Requirements:
Copy each line in the data that includes the word "ГОСТ".

Data lines:

+===+

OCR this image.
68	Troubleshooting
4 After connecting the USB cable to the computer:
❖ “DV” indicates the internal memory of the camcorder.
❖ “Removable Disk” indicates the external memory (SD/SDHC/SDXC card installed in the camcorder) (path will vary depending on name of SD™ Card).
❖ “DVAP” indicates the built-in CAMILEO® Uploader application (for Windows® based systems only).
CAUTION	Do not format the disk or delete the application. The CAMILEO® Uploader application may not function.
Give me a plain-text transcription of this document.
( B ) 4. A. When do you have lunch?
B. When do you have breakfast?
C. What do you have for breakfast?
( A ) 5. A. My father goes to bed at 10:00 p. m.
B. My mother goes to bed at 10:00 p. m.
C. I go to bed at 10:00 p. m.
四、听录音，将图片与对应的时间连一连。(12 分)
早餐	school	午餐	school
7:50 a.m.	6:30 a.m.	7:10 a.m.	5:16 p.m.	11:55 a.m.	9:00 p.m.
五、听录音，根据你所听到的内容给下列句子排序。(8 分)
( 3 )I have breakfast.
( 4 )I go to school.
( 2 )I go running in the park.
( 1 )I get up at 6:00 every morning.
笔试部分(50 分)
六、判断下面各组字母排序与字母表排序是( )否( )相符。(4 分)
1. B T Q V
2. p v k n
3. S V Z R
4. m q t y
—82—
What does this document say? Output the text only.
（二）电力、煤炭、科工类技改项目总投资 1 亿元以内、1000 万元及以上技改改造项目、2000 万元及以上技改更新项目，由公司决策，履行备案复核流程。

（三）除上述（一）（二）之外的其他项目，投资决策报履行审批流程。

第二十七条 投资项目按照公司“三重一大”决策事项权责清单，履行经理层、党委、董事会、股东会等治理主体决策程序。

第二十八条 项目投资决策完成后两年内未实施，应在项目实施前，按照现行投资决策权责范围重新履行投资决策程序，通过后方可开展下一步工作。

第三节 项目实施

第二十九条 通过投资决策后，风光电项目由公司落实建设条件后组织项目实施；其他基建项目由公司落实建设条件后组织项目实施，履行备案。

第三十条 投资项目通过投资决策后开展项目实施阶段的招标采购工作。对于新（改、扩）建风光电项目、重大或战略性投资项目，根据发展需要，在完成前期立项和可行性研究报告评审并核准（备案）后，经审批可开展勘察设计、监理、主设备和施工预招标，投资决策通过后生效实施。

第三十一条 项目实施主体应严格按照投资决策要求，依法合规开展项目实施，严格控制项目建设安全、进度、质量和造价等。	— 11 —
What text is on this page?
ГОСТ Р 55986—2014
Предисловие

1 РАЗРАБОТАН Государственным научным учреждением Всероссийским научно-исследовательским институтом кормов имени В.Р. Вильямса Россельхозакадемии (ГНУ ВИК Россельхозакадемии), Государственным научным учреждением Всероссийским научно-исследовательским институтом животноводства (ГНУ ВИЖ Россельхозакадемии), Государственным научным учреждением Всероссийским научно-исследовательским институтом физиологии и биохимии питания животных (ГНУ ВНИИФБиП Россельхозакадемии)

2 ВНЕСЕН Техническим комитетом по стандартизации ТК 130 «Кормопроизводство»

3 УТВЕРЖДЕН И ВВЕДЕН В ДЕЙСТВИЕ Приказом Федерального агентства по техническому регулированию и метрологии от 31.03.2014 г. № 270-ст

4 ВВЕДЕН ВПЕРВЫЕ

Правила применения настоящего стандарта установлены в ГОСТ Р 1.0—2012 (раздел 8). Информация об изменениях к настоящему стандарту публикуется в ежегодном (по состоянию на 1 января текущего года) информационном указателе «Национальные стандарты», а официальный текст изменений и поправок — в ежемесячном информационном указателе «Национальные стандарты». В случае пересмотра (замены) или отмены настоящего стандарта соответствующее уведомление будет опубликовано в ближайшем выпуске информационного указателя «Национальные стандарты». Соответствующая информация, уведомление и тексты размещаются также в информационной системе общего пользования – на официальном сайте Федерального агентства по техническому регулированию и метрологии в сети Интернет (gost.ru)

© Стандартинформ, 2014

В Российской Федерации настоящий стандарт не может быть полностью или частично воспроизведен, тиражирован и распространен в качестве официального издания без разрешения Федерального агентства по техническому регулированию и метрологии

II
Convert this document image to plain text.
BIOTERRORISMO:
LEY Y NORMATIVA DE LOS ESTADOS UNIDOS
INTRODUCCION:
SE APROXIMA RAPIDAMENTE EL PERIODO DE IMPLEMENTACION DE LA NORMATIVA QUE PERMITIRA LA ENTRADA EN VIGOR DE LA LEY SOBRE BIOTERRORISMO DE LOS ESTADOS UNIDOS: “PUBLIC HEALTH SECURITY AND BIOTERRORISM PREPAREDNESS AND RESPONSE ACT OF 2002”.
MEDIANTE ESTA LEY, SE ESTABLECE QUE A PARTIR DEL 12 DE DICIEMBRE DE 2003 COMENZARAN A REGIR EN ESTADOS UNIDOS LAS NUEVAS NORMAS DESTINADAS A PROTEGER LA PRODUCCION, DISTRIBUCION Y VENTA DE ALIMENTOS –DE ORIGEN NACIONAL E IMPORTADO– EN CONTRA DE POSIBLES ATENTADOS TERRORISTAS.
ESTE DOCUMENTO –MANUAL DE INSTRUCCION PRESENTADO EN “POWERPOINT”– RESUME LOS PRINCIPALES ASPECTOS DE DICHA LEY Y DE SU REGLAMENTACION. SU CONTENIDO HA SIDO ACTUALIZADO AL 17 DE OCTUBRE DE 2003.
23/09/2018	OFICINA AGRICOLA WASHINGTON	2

+===+

Response to this exercise:
ГОСТ Р 55986—2014
Правила применения настоящего стандарта установлены в ГОСТ Р 1.0—2012 (раздел 8). Информация об изменениях к настоящему стандарту публикуется в ежегодном (по состоянию на 1 января текущего года) информационном указателе «Национальные стандарты», а официальный текст изменений и поправок — в ежемесячном информационном указателе «Национальные стандарты». В случае пересмотра (замены) или отмены настоящего стандарта соответствующее уведомление будет опубликовано в ближайшем выпуске информационного указателя «Национальные стандарты». Соответствующая информация, уведомление и тексты размещаются также в информационной системе общего пользования – на официальном сайте Федерального агентства по техническому регулированию и метрологии в сети Интернет (gost.ru)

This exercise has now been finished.